◆ **Dataset extract**:

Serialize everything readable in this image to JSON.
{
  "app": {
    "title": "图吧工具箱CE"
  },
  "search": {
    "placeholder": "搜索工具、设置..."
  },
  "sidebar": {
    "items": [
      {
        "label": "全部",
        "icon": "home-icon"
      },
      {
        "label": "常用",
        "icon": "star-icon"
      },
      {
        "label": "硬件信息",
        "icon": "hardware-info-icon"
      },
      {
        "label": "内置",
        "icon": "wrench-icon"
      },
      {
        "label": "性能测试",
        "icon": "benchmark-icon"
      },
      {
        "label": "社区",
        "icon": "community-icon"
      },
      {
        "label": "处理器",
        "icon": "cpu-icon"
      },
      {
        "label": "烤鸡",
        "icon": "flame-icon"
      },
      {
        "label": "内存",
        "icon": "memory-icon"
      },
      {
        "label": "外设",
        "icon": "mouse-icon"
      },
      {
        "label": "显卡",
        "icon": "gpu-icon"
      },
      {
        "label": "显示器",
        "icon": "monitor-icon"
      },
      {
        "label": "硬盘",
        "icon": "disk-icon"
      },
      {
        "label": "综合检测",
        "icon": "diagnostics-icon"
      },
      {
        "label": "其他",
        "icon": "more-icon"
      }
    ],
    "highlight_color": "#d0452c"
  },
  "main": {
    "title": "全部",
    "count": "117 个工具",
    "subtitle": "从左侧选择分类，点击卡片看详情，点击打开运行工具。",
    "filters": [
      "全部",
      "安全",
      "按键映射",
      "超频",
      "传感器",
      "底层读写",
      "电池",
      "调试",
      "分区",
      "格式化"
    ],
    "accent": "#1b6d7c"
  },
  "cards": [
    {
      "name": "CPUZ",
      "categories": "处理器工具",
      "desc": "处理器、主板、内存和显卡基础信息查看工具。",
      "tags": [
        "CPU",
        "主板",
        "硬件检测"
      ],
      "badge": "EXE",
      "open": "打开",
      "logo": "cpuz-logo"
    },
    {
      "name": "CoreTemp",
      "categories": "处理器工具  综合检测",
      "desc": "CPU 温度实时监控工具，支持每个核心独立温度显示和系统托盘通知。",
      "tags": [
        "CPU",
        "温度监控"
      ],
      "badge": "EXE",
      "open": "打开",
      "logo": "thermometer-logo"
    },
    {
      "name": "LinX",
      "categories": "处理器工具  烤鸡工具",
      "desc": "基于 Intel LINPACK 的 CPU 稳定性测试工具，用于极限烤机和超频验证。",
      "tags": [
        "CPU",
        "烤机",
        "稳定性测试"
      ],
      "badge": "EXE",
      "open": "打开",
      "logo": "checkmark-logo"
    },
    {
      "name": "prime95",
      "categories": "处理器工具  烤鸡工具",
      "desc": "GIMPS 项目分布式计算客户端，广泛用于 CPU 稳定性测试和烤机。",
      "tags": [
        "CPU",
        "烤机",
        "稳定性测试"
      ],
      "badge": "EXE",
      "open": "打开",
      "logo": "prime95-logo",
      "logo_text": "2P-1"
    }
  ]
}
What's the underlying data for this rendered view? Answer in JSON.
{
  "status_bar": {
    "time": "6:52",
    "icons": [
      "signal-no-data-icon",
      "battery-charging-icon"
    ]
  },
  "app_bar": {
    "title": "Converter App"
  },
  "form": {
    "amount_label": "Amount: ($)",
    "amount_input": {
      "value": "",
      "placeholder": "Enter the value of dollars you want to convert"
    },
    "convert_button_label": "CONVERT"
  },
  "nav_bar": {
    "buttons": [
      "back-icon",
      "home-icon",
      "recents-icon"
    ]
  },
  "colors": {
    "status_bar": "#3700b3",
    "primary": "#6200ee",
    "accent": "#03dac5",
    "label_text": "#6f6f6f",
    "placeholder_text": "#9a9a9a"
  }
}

◆ **Written exercise**:
Print the material above once more, exactly.

◆ **Solution for this task**:
Serialize everything readable in this image to JSON.
{
  "app": {
    "title": "图吧工具箱CE"
  },
  "search": {
    "placeholder": "搜索工具、设置..."
  },
  "sidebar": {
    "items": [
      {
        "label": "全部",
        "icon": "home-icon"
      },
      {
        "label": "常用",
        "icon": "star-icon"
      },
      {
        "label": "硬件信息",
        "icon": "hardware-info-icon"
      },
      {
        "label": "内置",
        "icon": "wrench-icon"
      },
      {
        "label": "性能测试",
        "icon": "benchmark-icon"
      },
      {
        "label": "社区",
        "icon": "community-icon"
      },
      {
        "label": "处理器",
        "icon": "cpu-icon"
      },
      {
        "label": "烤鸡",
        "icon": "flame-icon"
      },
      {
        "label": "内存",
        "icon": "memory-icon"
      },
      {
        "label": "外设",
        "icon": "mouse-icon"
      },
      {
        "label": "显卡",
        "icon": "gpu-icon"
      },
      {
        "label": "显示器",
        "icon": "monitor-icon"
      },
      {
        "label": "硬盘",
        "icon": "disk-icon"
      },
      {
        "label": "综合检测",
        "icon": "diagnostics-icon"
      },
      {
        "label": "其他",
        "icon": "more-icon"
      }
    ],
    "highlight_color": "#d0452c"
  },
  "main": {
    "title": "全部",
    "count": "117 个工具",
    "subtitle": "从左侧选择分类，点击卡片看详情，点击打开运行工具。",
    "filters": [
      "全部",
      "安全",
      "按键映射",
      "超频",
      "传感器",
      "底层读写",
      "电池",
      "调试",
      "分区",
      "格式化"
    ],
    "accent": "#1b6d7c"
  },
  "cards": [
    {
      "name": "CPUZ",
      "categories": "处理器工具",
      "desc": "处理器、主板、内存和显卡基础信息查看工具。",
      "tags": [
        "CPU",
        "主板",
        "硬件检测"
      ],
      "badge": "EXE",
      "open": "打开",
      "logo": "cpuz-logo"
    },
    {
      "name": "CoreTemp",
      "categories": "处理器工具  综合检测",
      "desc": "CPU 温度实时监控工具，支持每个核心独立温度显示和系统托盘通知。",
      "tags": [
        "CPU",
        "温度监控"
      ],
      "badge": "EXE",
      "open": "打开",
      "logo": "thermometer-logo"
    },
    {
      "name": "LinX",
      "categories": "处理器工具  烤鸡工具",
      "desc": "基于 Intel LINPACK 的 CPU 稳定性测试工具，用于极限烤机和超频验证。",
      "tags": [
        "CPU",
        "烤机",
        "稳定性测试"
      ],
      "badge": "EXE",
      "open": "打开",
      "logo": "checkmark-logo"
    },
    {
      "name": "prime95",
      "categories": "处理器工具  烤鸡工具",
      "desc": "GIMPS 项目分布式计算客户端，广泛用于 CPU 稳定性测试和烤机。",
      "tags": [
        "CPU",
        "烤机",
        "稳定性测试"
      ],
      "badge": "EXE",
      "open": "打开",
      "logo": "prime95-logo",
      "logo_text": "2P-1"
    }
  ]
}
What's the underlying data for this rendered view? Answer in JSON.
{
  "status_bar": {
    "time": "6:52",
    "icons": [
      "signal-no-data-icon",
      "battery-charging-icon"
    ]
  },
  "app_bar": {
    "title": "Converter App"
  },
  "form": {
    "amount_label": "Amount: ($)",
    "amount_input": {
      "value": "",
      "placeholder": "Enter the value of dollars you want to convert"
    },
    "convert_button_label": "CONVERT"
  },
  "nav_bar": {
    "buttons": [
      "back-icon",
      "home-icon",
      "recents-icon"
    ]
  },
  "colors": {
    "status_bar": "#3700b3",
    "primary": "#6200ee",
    "accent": "#03dac5",
    "label_text": "#6f6f6f",
    "placeholder_text": "#9a9a9a"
  }
}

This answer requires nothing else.